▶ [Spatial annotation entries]
________________
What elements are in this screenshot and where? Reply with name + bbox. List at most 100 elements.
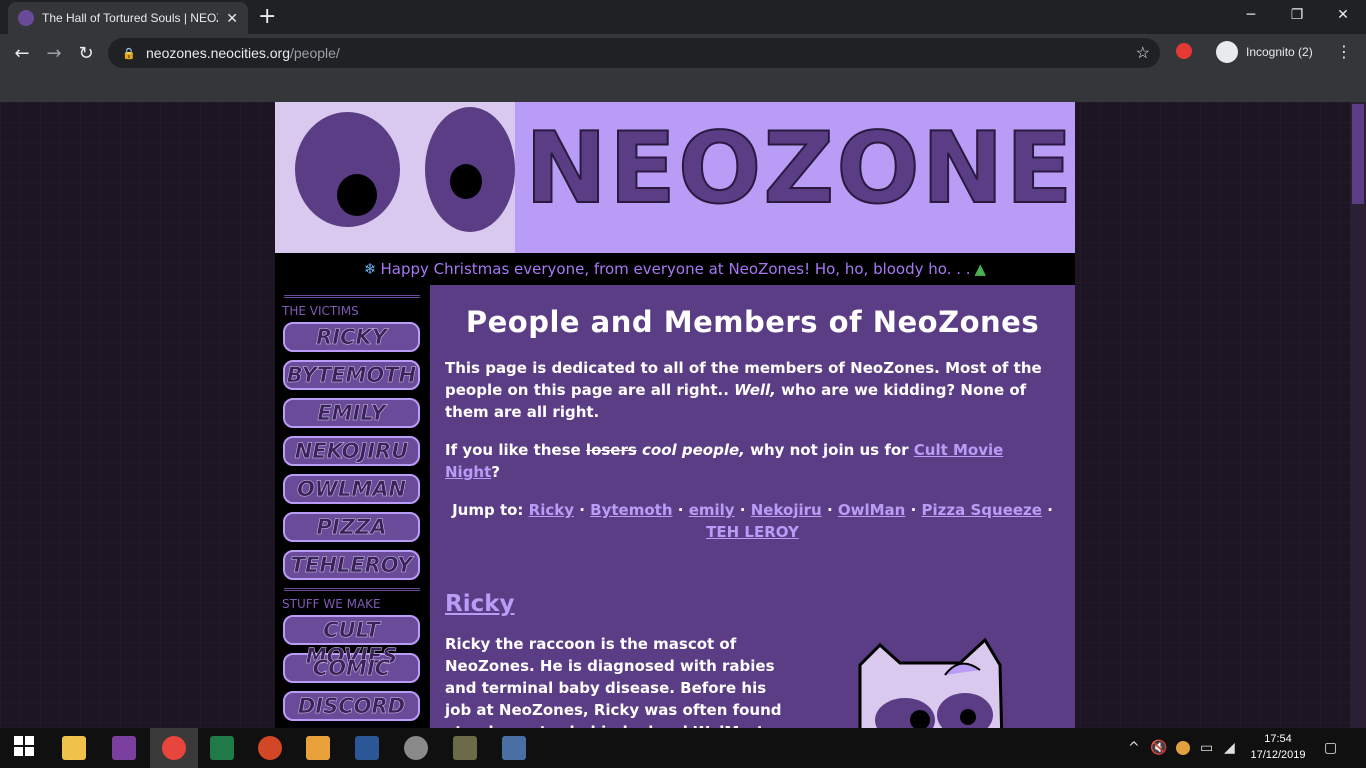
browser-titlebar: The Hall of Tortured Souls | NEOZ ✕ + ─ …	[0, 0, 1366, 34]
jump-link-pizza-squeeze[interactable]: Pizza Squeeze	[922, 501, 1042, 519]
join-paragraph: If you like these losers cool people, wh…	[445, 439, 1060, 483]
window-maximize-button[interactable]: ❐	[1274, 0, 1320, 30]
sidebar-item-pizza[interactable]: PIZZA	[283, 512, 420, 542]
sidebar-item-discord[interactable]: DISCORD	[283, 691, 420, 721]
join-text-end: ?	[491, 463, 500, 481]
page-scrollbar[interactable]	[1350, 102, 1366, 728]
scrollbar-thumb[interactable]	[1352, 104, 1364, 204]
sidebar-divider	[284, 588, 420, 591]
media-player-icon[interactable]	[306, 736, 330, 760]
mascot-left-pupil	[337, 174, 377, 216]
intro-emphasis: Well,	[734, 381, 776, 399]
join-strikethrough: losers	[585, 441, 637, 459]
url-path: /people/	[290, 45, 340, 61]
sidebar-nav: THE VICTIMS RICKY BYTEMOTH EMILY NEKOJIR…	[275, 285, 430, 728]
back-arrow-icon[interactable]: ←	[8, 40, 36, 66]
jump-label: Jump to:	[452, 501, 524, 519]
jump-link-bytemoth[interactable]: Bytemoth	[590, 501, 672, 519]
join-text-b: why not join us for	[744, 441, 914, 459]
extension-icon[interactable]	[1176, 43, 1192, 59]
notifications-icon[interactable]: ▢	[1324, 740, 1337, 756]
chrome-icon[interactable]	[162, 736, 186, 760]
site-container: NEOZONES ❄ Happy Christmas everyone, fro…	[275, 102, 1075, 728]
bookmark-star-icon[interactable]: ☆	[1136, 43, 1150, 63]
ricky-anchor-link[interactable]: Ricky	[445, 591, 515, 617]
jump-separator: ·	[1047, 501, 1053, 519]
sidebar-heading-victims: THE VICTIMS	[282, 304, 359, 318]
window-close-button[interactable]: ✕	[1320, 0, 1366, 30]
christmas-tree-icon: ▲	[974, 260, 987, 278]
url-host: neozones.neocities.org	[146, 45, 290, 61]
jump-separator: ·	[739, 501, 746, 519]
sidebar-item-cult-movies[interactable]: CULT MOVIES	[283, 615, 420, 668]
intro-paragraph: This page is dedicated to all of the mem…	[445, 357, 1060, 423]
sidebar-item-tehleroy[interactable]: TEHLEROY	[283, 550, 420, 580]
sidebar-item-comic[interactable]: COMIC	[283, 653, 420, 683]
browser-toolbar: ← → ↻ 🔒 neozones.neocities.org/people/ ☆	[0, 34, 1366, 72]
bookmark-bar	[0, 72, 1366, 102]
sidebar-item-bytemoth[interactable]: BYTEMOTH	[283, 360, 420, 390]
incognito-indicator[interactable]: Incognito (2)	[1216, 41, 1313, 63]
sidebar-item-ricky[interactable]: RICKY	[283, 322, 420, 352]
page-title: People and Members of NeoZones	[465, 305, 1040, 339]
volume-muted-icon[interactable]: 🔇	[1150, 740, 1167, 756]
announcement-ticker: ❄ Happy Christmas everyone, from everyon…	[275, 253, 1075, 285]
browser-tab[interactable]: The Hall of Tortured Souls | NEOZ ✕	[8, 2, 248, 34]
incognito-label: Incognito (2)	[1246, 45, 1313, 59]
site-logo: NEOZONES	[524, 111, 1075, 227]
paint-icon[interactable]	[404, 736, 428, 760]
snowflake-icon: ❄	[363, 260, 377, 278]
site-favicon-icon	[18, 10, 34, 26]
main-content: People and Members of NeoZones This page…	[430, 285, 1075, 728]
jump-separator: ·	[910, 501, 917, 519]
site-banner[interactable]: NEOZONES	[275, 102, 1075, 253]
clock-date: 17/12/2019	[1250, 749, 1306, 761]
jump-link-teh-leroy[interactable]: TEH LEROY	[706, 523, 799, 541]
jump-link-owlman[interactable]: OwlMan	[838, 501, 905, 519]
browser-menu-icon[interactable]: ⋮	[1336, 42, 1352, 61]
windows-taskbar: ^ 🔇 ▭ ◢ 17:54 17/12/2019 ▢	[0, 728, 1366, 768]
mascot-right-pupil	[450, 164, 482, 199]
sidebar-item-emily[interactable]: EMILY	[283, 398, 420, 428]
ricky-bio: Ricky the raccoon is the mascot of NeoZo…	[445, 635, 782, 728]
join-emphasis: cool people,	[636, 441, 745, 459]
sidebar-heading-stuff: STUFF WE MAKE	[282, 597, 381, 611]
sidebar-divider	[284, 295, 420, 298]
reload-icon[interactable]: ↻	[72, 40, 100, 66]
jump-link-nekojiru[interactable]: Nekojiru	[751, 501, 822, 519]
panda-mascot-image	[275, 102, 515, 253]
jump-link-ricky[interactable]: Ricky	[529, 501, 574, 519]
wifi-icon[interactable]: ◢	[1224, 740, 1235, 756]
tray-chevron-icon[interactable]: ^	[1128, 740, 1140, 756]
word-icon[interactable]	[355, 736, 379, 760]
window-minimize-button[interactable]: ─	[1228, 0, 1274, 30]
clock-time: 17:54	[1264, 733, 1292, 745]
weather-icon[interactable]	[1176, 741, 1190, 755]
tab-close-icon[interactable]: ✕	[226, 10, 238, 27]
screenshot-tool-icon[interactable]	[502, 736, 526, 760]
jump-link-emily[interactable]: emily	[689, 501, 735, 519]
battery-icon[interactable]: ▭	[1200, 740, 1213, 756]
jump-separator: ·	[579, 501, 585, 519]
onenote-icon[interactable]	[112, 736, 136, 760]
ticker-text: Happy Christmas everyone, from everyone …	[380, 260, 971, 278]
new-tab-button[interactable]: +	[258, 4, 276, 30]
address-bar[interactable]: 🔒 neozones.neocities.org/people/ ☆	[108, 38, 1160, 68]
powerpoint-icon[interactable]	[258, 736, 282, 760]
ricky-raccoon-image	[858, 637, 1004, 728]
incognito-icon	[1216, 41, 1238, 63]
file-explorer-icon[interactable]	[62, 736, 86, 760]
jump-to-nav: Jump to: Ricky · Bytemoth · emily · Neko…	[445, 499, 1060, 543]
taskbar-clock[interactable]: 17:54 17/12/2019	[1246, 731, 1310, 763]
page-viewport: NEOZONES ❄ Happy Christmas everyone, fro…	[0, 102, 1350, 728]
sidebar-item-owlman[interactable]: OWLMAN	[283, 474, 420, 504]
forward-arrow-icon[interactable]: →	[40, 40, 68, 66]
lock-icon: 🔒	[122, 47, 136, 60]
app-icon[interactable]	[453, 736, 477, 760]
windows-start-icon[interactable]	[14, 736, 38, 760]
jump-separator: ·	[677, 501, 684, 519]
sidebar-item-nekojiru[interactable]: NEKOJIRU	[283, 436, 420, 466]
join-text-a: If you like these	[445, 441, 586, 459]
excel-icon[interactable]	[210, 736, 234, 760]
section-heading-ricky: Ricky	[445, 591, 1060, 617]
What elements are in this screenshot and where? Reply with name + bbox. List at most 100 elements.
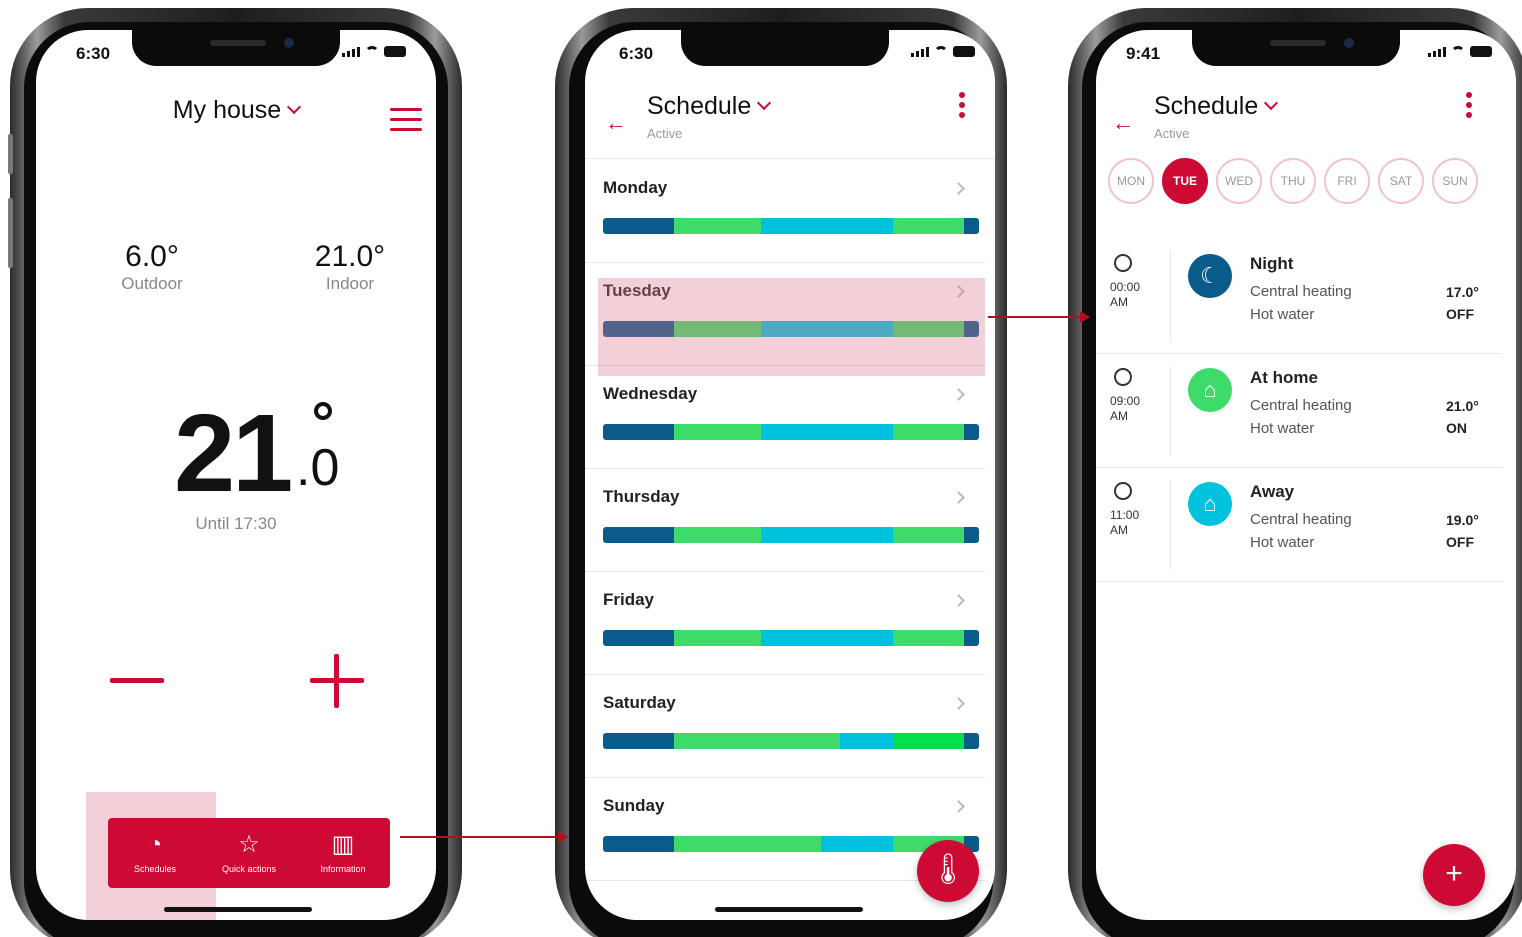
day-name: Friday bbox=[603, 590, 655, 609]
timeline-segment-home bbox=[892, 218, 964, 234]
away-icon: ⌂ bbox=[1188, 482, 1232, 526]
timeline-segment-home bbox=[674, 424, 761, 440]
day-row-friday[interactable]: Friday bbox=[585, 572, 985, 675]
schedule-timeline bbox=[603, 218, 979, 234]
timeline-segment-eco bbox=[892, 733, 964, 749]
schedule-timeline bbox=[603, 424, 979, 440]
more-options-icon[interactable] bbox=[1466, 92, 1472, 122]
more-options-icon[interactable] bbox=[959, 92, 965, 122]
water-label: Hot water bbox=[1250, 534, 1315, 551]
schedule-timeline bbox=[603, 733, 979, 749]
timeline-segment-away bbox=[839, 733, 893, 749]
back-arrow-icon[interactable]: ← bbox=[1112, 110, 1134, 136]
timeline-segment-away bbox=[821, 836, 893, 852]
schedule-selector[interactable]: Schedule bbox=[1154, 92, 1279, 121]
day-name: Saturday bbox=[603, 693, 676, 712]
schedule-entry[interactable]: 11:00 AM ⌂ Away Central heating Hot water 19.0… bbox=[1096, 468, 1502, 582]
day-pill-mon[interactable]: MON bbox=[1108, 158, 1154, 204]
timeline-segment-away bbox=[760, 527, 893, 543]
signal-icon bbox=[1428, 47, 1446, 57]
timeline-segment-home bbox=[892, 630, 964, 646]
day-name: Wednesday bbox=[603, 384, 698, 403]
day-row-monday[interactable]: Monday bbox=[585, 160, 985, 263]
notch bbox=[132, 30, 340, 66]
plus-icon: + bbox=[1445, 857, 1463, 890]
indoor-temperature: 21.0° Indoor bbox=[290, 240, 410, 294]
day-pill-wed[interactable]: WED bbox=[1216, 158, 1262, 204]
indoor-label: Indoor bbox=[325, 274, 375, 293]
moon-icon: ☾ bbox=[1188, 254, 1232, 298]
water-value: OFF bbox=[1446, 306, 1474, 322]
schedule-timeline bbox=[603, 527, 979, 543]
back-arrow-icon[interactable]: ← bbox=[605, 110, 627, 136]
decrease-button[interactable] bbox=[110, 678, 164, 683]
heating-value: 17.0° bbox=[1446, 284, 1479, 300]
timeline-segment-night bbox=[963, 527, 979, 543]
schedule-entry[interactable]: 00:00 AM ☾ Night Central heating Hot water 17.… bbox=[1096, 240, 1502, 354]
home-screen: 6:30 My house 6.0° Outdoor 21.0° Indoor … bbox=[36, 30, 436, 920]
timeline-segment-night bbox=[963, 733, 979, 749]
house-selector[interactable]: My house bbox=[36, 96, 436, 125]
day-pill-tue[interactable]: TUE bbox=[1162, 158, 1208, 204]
________________
▶ [DIRECTIVE]
Can you set down, unchanged, the lines in the records above starting at the line containing "day-name: Friday bbox=[603, 590, 655, 609]" and ending at the line containing "timeline-segment-away bbox=[839, 733, 893, 749]", with both of those lines included?

▶ [SOLUTION TO THE EXERCISE]
day-name: Friday bbox=[603, 590, 655, 609]
timeline-segment-home bbox=[892, 218, 964, 234]
away-icon: ⌂ bbox=[1188, 482, 1232, 526]
timeline-segment-home bbox=[674, 424, 761, 440]
day-row-friday[interactable]: Friday bbox=[585, 572, 985, 675]
schedule-timeline bbox=[603, 218, 979, 234]
timeline-segment-eco bbox=[892, 733, 964, 749]
schedule-timeline bbox=[603, 424, 979, 440]
more-options-icon[interactable] bbox=[1466, 92, 1472, 122]
more-options-icon[interactable] bbox=[959, 92, 965, 122]
water-label: Hot water bbox=[1250, 534, 1315, 551]
schedule-timeline bbox=[603, 733, 979, 749]
timeline-segment-away bbox=[839, 733, 893, 749]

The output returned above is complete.